What you need to do —
Lift every line from the entries that includes the word "List".

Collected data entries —
==*==
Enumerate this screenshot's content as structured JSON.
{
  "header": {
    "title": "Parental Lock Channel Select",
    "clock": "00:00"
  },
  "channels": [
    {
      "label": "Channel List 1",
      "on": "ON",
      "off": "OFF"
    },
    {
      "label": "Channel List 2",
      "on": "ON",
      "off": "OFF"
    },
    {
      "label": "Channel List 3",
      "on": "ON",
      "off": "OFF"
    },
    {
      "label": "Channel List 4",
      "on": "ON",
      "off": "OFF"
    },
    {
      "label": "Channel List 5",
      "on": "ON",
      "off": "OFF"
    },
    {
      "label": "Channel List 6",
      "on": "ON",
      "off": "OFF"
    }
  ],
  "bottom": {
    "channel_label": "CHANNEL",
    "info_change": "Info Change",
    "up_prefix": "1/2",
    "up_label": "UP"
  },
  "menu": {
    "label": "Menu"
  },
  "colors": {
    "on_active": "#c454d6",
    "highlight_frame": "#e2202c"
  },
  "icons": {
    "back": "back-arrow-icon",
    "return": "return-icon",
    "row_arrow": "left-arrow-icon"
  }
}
==*==
The result —
      "label": "Channel List 1",
      "label": "Channel List 2",
      "label": "Channel List 3",
      "label": "Channel List 4",
      "label": "Channel List 5",
      "label": "Channel List 6",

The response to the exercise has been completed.